╭─ Record set

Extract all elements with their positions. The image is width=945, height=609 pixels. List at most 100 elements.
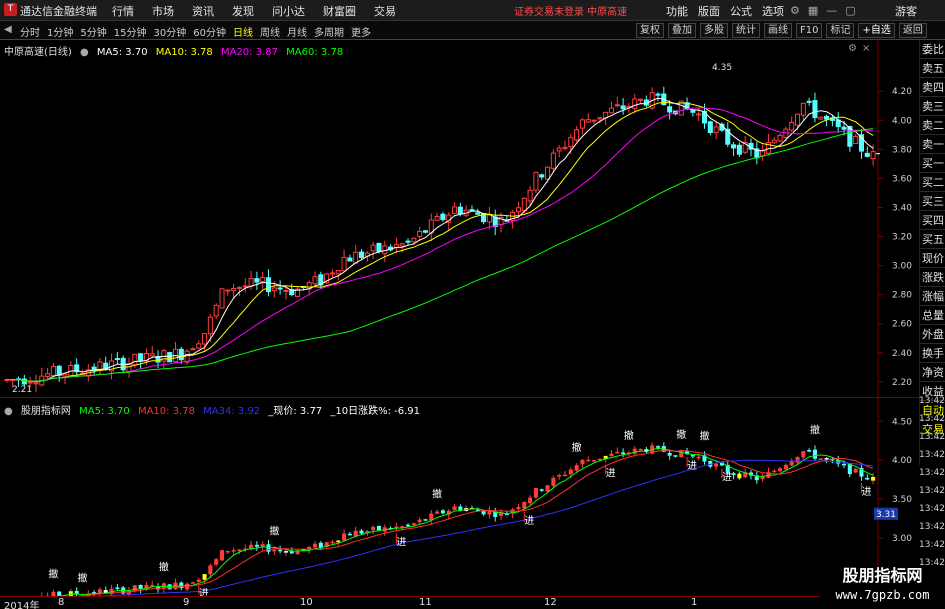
app-logo-icon: T xyxy=(4,3,17,16)
tool-button[interactable]: +自选 xyxy=(858,23,895,38)
side-panel-item[interactable]: 卖四 xyxy=(920,78,945,97)
x-axis-label: 1 xyxy=(691,597,698,608)
candle-body xyxy=(609,453,614,457)
guest-label[interactable]: 游客 xyxy=(895,3,917,19)
side-panel-item[interactable]: 涨跌 xyxy=(920,268,945,287)
main-chart-svg[interactable]: 4.20 4.00 3.80 3.60 3.40 3.20 3.00 2.80 2.60 2.40… xyxy=(0,40,919,398)
sell-marker: 撤 xyxy=(432,488,442,501)
login-notice[interactable]: 证券交易未登录 中原高速 xyxy=(514,3,627,18)
period-tab[interactable]: 更多 xyxy=(351,24,371,39)
period-tab[interactable]: 周线 xyxy=(260,24,280,39)
menu-item-trade[interactable]: 交易 xyxy=(374,3,396,19)
candle-body xyxy=(248,278,254,287)
candle-body xyxy=(597,117,603,120)
side-panel-item[interactable]: 买四 xyxy=(920,211,945,230)
side-panel-item[interactable]: 买五 xyxy=(920,230,945,249)
side-panel-item[interactable]: 现价 xyxy=(920,249,945,268)
side-panel-item[interactable]: 委比 xyxy=(920,40,945,59)
tool-button[interactable]: 标记 xyxy=(826,23,855,38)
candle-body xyxy=(184,350,190,363)
side-panel-item[interactable]: 卖五 xyxy=(920,59,945,78)
period-tab[interactable]: 30分钟 xyxy=(153,24,186,39)
side-panel-item[interactable]: 外盘 xyxy=(920,325,945,344)
candle-body xyxy=(568,469,573,475)
indicator-chart-svg[interactable]: 4.504.003.503.002.503.31撤撤撤撤撤撤撤撤撤撤进进进进进进… xyxy=(0,398,919,596)
menu-item-ask[interactable]: 问小达 xyxy=(272,3,305,19)
tool-button[interactable]: 画线 xyxy=(764,23,792,38)
side-panel-item[interactable]: 净资 xyxy=(920,363,945,382)
tool-button[interactable]: 统计 xyxy=(732,23,760,38)
menu-item-market[interactable]: 行情 xyxy=(112,3,134,19)
pane-close-icon[interactable]: × xyxy=(862,43,870,54)
collapse-arrow-icon[interactable]: ◀ xyxy=(4,24,12,35)
candle-body xyxy=(545,485,550,492)
period-tab[interactable]: 多周期 xyxy=(314,24,344,39)
menu-item-discover[interactable]: 发现 xyxy=(232,3,254,19)
side-panel-item[interactable]: 买一 xyxy=(920,154,945,173)
pane-settings-icon[interactable]: ⚙ xyxy=(848,43,857,54)
sell-marker: 撤 xyxy=(700,429,710,442)
period-tab[interactable]: 分时 xyxy=(20,24,40,39)
candle-body xyxy=(615,451,620,454)
minimize-icon[interactable]: — xyxy=(826,4,837,17)
candle-body xyxy=(277,287,283,290)
y-tick-label: 2.40 xyxy=(892,349,912,359)
window-controls: ⚙ ▦ — ▢ xyxy=(790,4,856,17)
side-panel-item[interactable]: 涨幅 xyxy=(920,287,945,306)
grid-icon[interactable]: ▦ xyxy=(808,4,818,17)
menu-item-wealth[interactable]: 财富圈 xyxy=(323,3,356,19)
menu-item-layout[interactable]: 版面 xyxy=(698,3,720,19)
menu-item-market-center[interactable]: 市场 xyxy=(152,3,174,19)
side-panel-item[interactable]: 卖三 xyxy=(920,97,945,116)
candle-body xyxy=(214,559,219,565)
sell-marker: 撤 xyxy=(77,571,87,584)
candle-body xyxy=(771,139,777,144)
candle-body xyxy=(434,215,440,221)
indicator-pane[interactable]: 4.504.003.503.002.503.31撤撤撤撤撤撤撤撤撤撤进进进进进进… xyxy=(0,398,919,596)
period-tab[interactable]: 5分钟 xyxy=(80,24,106,39)
side-panel-item[interactable]: 买二 xyxy=(920,173,945,192)
main-chart-pane[interactable]: 4.20 4.00 3.80 3.60 3.40 3.20 3.00 2.80 2.60 2.40… xyxy=(0,40,919,398)
tool-button[interactable]: 多股 xyxy=(700,23,728,38)
tool-button[interactable]: 返回 xyxy=(898,23,927,38)
tool-button[interactable]: 复权 xyxy=(636,23,664,38)
candle-body xyxy=(614,104,620,107)
candle-body xyxy=(620,105,626,110)
candle-body xyxy=(237,549,242,552)
tool-button[interactable]: 叠加 xyxy=(668,23,696,38)
watermark-title: 股朋指标网 xyxy=(842,566,923,585)
maximize-icon[interactable]: ▢ xyxy=(845,4,855,17)
candle-body xyxy=(608,107,615,114)
candle-body xyxy=(278,549,283,552)
sell-marker: 撤 xyxy=(572,441,582,454)
period-tab[interactable]: 1分钟 xyxy=(47,24,73,39)
menu-item-function[interactable]: 功能 xyxy=(666,3,688,19)
candle-body xyxy=(225,550,230,553)
candle-body xyxy=(56,365,62,376)
candle-body xyxy=(655,446,661,448)
candle-body xyxy=(801,451,806,458)
buy-marker: 进 xyxy=(861,486,871,498)
candle-body xyxy=(196,343,202,349)
menu-item-formula[interactable]: 公式 xyxy=(730,3,752,19)
side-panel-item[interactable]: 总量 xyxy=(920,306,945,325)
menu-item-options[interactable]: 选项 xyxy=(762,3,784,19)
side-panel-item[interactable]: 卖一 xyxy=(920,135,945,154)
side-panel-item[interactable]: 卖二 xyxy=(920,116,945,135)
candle-body xyxy=(865,477,870,480)
legend-dot-icon: ● xyxy=(4,406,13,417)
candle-body xyxy=(335,270,341,275)
side-panel-item[interactable]: 换手 xyxy=(920,344,945,363)
candle-body xyxy=(824,115,830,120)
candle-body xyxy=(190,582,195,584)
candle-body xyxy=(371,526,376,530)
menu-item-news[interactable]: 资讯 xyxy=(192,3,214,19)
period-tab[interactable]: 60分钟 xyxy=(193,24,226,39)
tool-button[interactable]: F10 xyxy=(796,23,823,38)
period-tab[interactable]: 15分钟 xyxy=(114,24,147,39)
period-tab[interactable]: 日线 xyxy=(233,24,253,39)
period-tab[interactable]: 月线 xyxy=(287,24,307,39)
side-panel-item[interactable]: 买三 xyxy=(920,192,945,211)
ten-day-change-label: _10日涨跌%: -6.91 xyxy=(330,406,421,417)
settings-icon[interactable]: ⚙ xyxy=(790,4,800,17)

╰─

## Stated goal
Copy all of the data above word for word, omitting the pictures.

## Result of this task
Extract all elements with their positions. The image is width=945, height=609 pixels. List at most 100 elements.
app-logo-icon: T xyxy=(4,3,17,16)
tool-button[interactable]: +自选 xyxy=(858,23,895,38)
side-panel-item[interactable]: 卖四 xyxy=(920,78,945,97)
x-axis-label: 1 xyxy=(691,597,698,608)
candle-body xyxy=(609,453,614,457)
guest-label[interactable]: 游客 xyxy=(895,3,917,19)
side-panel-item[interactable]: 涨跌 xyxy=(920,268,945,287)
main-chart-svg[interactable]: 4.20 4.00 3.80 3.60 3.40 3.20 3.00 2.80 2.60 2.40… xyxy=(0,40,919,398)
sell-marker: 撤 xyxy=(432,488,442,501)
login-notice[interactable]: 证券交易未登录 中原高速 xyxy=(514,3,627,18)
period-tab[interactable]: 更多 xyxy=(351,24,371,39)
period-tab[interactable]: 周线 xyxy=(260,24,280,39)
menu-item-trade[interactable]: 交易 xyxy=(374,3,396,19)
candle-body xyxy=(248,278,254,287)
candle-body xyxy=(597,117,603,120)
side-panel-item[interactable]: 买四 xyxy=(920,211,945,230)
side-panel-item[interactable]: 买五 xyxy=(920,230,945,249)
side-panel-item[interactable]: 现价 xyxy=(920,249,945,268)
side-panel-item[interactable]: 委比 xyxy=(920,40,945,59)
tool-button[interactable]: 标记 xyxy=(826,23,855,38)
candle-body xyxy=(184,350,190,363)
side-panel-item[interactable]: 卖五 xyxy=(920,59,945,78)
period-tab[interactable]: 30分钟 xyxy=(153,24,186,39)
side-panel-item[interactable]: 外盘 xyxy=(920,325,945,344)
candle-body xyxy=(568,469,573,475)
indicator-chart-svg[interactable]: 4.504.003.503.002.503.31撤撤撤撤撤撤撤撤撤撤进进进进进进… xyxy=(0,398,919,596)
menu-item-ask[interactable]: 问小达 xyxy=(272,3,305,19)
tool-button[interactable]: 画线 xyxy=(764,23,792,38)
side-panel-item[interactable]: 净资 xyxy=(920,363,945,382)
tool-button[interactable]: 统计 xyxy=(732,23,760,38)
menu-item-market[interactable]: 行情 xyxy=(112,3,134,19)
pane-close-icon[interactable]: × xyxy=(862,43,870,54)
collapse-arrow-icon[interactable]: ◀ xyxy=(4,24,12,35)
candle-body xyxy=(545,485,550,492)
period-tab[interactable]: 多周期 xyxy=(314,24,344,39)
menu-item-discover[interactable]: 发现 xyxy=(232,3,254,19)
side-panel-item[interactable]: 买一 xyxy=(920,154,945,173)
pane-settings-icon[interactable]: ⚙ xyxy=(848,43,857,54)
sell-marker: 撤 xyxy=(700,429,710,442)
period-tab[interactable]: 分时 xyxy=(20,24,40,39)
candle-body xyxy=(615,451,620,454)
minimize-icon[interactable]: — xyxy=(826,4,837,17)
candle-body xyxy=(277,287,283,290)
y-tick-label: 2.40 xyxy=(892,349,912,359)
window-controls: ⚙ ▦ — ▢ xyxy=(790,4,856,17)
side-panel-item[interactable]: 涨幅 xyxy=(920,287,945,306)
grid-icon[interactable]: ▦ xyxy=(808,4,818,17)
menu-item-wealth[interactable]: 财富圈 xyxy=(323,3,356,19)
menu-item-layout[interactable]: 版面 xyxy=(698,3,720,19)
menu-item-market-center[interactable]: 市场 xyxy=(152,3,174,19)
side-panel-item[interactable]: 卖三 xyxy=(920,97,945,116)
candle-body xyxy=(214,559,219,565)
sell-marker: 撤 xyxy=(77,571,87,584)
candle-body xyxy=(771,139,777,144)
candle-body xyxy=(434,215,440,221)
indicator-pane[interactable]: 4.504.003.503.002.503.31撤撤撤撤撤撤撤撤撤撤进进进进进进… xyxy=(0,398,919,596)
period-tab[interactable]: 5分钟 xyxy=(80,24,106,39)
side-panel-item[interactable]: 买二 xyxy=(920,173,945,192)
main-chart-pane[interactable]: 4.20 4.00 3.80 3.60 3.40 3.20 3.00 2.80 2.60 2.40… xyxy=(0,40,919,398)
tool-button[interactable]: 多股 xyxy=(700,23,728,38)
tool-button[interactable]: 返回 xyxy=(898,23,927,38)
tool-button[interactable]: 复权 xyxy=(636,23,664,38)
candle-body xyxy=(614,104,620,107)
candle-body xyxy=(620,105,626,110)
candle-body xyxy=(237,549,242,552)
tool-button[interactable]: 叠加 xyxy=(668,23,696,38)
watermark-title: 股朋指标网 xyxy=(842,566,923,585)
maximize-icon[interactable]: ▢ xyxy=(845,4,855,17)
candle-body xyxy=(608,107,615,114)
candle-body xyxy=(278,549,283,552)
sell-marker: 撤 xyxy=(572,441,582,454)
period-tab[interactable]: 1分钟 xyxy=(47,24,73,39)
menu-item-function[interactable]: 功能 xyxy=(666,3,688,19)
candle-body xyxy=(225,550,230,553)
candle-body xyxy=(56,365,62,376)
candle-body xyxy=(655,446,661,448)
candle-body xyxy=(801,451,806,458)
buy-marker: 进 xyxy=(861,486,871,498)
candle-body xyxy=(196,343,202,349)
menu-item-formula[interactable]: 公式 xyxy=(730,3,752,19)
side-panel-item[interactable]: 总量 xyxy=(920,306,945,325)
menu-item-options[interactable]: 选项 xyxy=(762,3,784,19)
side-panel-item[interactable]: 卖一 xyxy=(920,135,945,154)
side-panel-item[interactable]: 卖二 xyxy=(920,116,945,135)
candle-body xyxy=(865,477,870,480)
legend-dot-icon: ● xyxy=(4,406,13,417)
candle-body xyxy=(335,270,341,275)
side-panel-item[interactable]: 换手 xyxy=(920,344,945,363)
candle-body xyxy=(824,115,830,120)
candle-body xyxy=(190,582,195,584)
candle-body xyxy=(371,526,376,530)
menu-item-news[interactable]: 资讯 xyxy=(192,3,214,19)
period-tab[interactable]: 60分钟 xyxy=(193,24,226,39)
tool-button[interactable]: F10 xyxy=(796,23,823,38)
period-tab[interactable]: 15分钟 xyxy=(114,24,147,39)
period-tab[interactable]: 日线 xyxy=(233,24,253,39)
period-tab[interactable]: 月线 xyxy=(287,24,307,39)
side-panel-item[interactable]: 买三 xyxy=(920,192,945,211)
ten-day-change-label: _10日涨跌%: -6.91 xyxy=(330,406,421,417)
settings-icon[interactable]: ⚙ xyxy=(790,4,800,17)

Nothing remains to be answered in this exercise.